▸ The request
Word for word, give the material below again, minus any images.

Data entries
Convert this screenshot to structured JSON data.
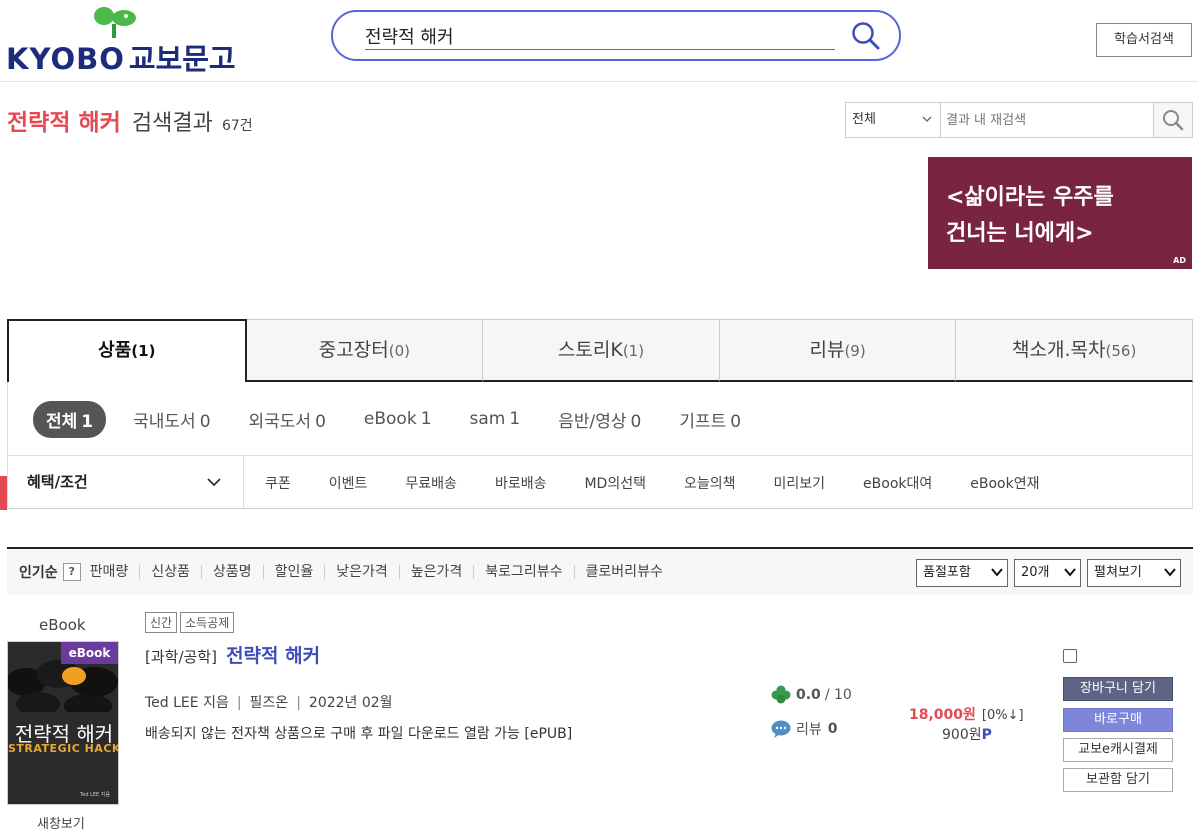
{
  "header": {
    "logo_text": "KYOBO",
    "logo_text_ko": "교보문고",
    "search_value": "전략적 해커",
    "study_search_label": "학습서검색"
  },
  "result": {
    "keyword": "전략적 해커",
    "label": "검색결과",
    "count": "67건",
    "research": {
      "scope": "전체",
      "placeholder": "결과 내 재검색"
    }
  },
  "ad": {
    "line1": "<삶이라는 우주를",
    "line2": "건너는 너에게>",
    "mark": "AD",
    "colors": {
      "bg": "#7a2540"
    }
  },
  "tabs": [
    {
      "label": "상품",
      "count": "(1)"
    },
    {
      "label": "중고장터",
      "count": "(0)"
    },
    {
      "label": "스토리K",
      "count": "(1)"
    },
    {
      "label": "리뷰",
      "count": "(9)"
    },
    {
      "label": "책소개.목차",
      "count": "(56)"
    }
  ],
  "categories": [
    {
      "label": "전체",
      "count": "1"
    },
    {
      "label": "국내도서",
      "count": "0"
    },
    {
      "label": "외국도서",
      "count": "0"
    },
    {
      "label": "eBook",
      "count": "1"
    },
    {
      "label": "sam",
      "count": "1"
    },
    {
      "label": "음반/영상",
      "count": "0"
    },
    {
      "label": "기프트",
      "count": "0"
    }
  ],
  "filters": {
    "benefit_label": "혜택/조건",
    "options": [
      "쿠폰",
      "이벤트",
      "무료배송",
      "바로배송",
      "MD의선택",
      "오늘의책",
      "미리보기",
      "eBook대여",
      "eBook연재"
    ]
  },
  "sort": {
    "primary": "인기순",
    "help": "?",
    "items": [
      "판매량",
      "신상품",
      "상품명",
      "할인율",
      "낮은가격",
      "높은가격",
      "북로그리뷰수",
      "클로버리뷰수"
    ],
    "selects": [
      "품절포함",
      "20개",
      "펼쳐보기"
    ]
  },
  "product": {
    "type": "eBook",
    "cover": {
      "badge": "eBook",
      "title_ko": "전략적 해커",
      "title_en": "STRATEGIC HACKER",
      "author_small": "Ted LEE 지음"
    },
    "new_view": "새창보기",
    "tags": [
      "신간",
      "소득공제"
    ],
    "category": "[과학/공학]",
    "title": "전략적 해커",
    "author": "Ted LEE 지음",
    "publisher": "필즈온",
    "date": "2022년 02월",
    "description": "배송되지 않는 전자책 상품으로 구매 후 파일 다운로드 열람 가능 [ePUB]",
    "rating": "0.0",
    "rating_max": "/ 10",
    "review_label": "리뷰",
    "review_count": "0",
    "price": "18,000원",
    "discount": "[0%↓]",
    "points": "900원",
    "points_mark": "P",
    "buttons": {
      "cart": "장바구니 담기",
      "buy": "바로구매",
      "cash": "교보e캐시결제",
      "keep": "보관함 담기"
    }
  },
  "colors": {
    "brand_navy": "#1e2b7a",
    "accent_red": "#e54a53",
    "link_blue": "#3e4db8",
    "search_border": "#5965d6"
  }
}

▸ Output of the task
Convert this screenshot to structured JSON data.
{
  "header": {
    "logo_text": "KYOBO",
    "logo_text_ko": "교보문고",
    "search_value": "전략적 해커",
    "study_search_label": "학습서검색"
  },
  "result": {
    "keyword": "전략적 해커",
    "label": "검색결과",
    "count": "67건",
    "research": {
      "scope": "전체",
      "placeholder": "결과 내 재검색"
    }
  },
  "ad": {
    "line1": "<삶이라는 우주를",
    "line2": "건너는 너에게>",
    "mark": "AD",
    "colors": {
      "bg": "#7a2540"
    }
  },
  "tabs": [
    {
      "label": "상품",
      "count": "(1)"
    },
    {
      "label": "중고장터",
      "count": "(0)"
    },
    {
      "label": "스토리K",
      "count": "(1)"
    },
    {
      "label": "리뷰",
      "count": "(9)"
    },
    {
      "label": "책소개.목차",
      "count": "(56)"
    }
  ],
  "categories": [
    {
      "label": "전체",
      "count": "1"
    },
    {
      "label": "국내도서",
      "count": "0"
    },
    {
      "label": "외국도서",
      "count": "0"
    },
    {
      "label": "eBook",
      "count": "1"
    },
    {
      "label": "sam",
      "count": "1"
    },
    {
      "label": "음반/영상",
      "count": "0"
    },
    {
      "label": "기프트",
      "count": "0"
    }
  ],
  "filters": {
    "benefit_label": "혜택/조건",
    "options": [
      "쿠폰",
      "이벤트",
      "무료배송",
      "바로배송",
      "MD의선택",
      "오늘의책",
      "미리보기",
      "eBook대여",
      "eBook연재"
    ]
  },
  "sort": {
    "primary": "인기순",
    "help": "?",
    "items": [
      "판매량",
      "신상품",
      "상품명",
      "할인율",
      "낮은가격",
      "높은가격",
      "북로그리뷰수",
      "클로버리뷰수"
    ],
    "selects": [
      "품절포함",
      "20개",
      "펼쳐보기"
    ]
  },
  "product": {
    "type": "eBook",
    "cover": {
      "badge": "eBook",
      "title_ko": "전략적 해커",
      "title_en": "STRATEGIC HACKER",
      "author_small": "Ted LEE 지음"
    },
    "new_view": "새창보기",
    "tags": [
      "신간",
      "소득공제"
    ],
    "category": "[과학/공학]",
    "title": "전략적 해커",
    "author": "Ted LEE 지음",
    "publisher": "필즈온",
    "date": "2022년 02월",
    "description": "배송되지 않는 전자책 상품으로 구매 후 파일 다운로드 열람 가능 [ePUB]",
    "rating": "0.0",
    "rating_max": "/ 10",
    "review_label": "리뷰",
    "review_count": "0",
    "price": "18,000원",
    "discount": "[0%↓]",
    "points": "900원",
    "points_mark": "P",
    "buttons": {
      "cart": "장바구니 담기",
      "buy": "바로구매",
      "cash": "교보e캐시결제",
      "keep": "보관함 담기"
    }
  },
  "colors": {
    "brand_navy": "#1e2b7a",
    "accent_red": "#e54a53",
    "link_blue": "#3e4db8",
    "search_border": "#5965d6"
  }
}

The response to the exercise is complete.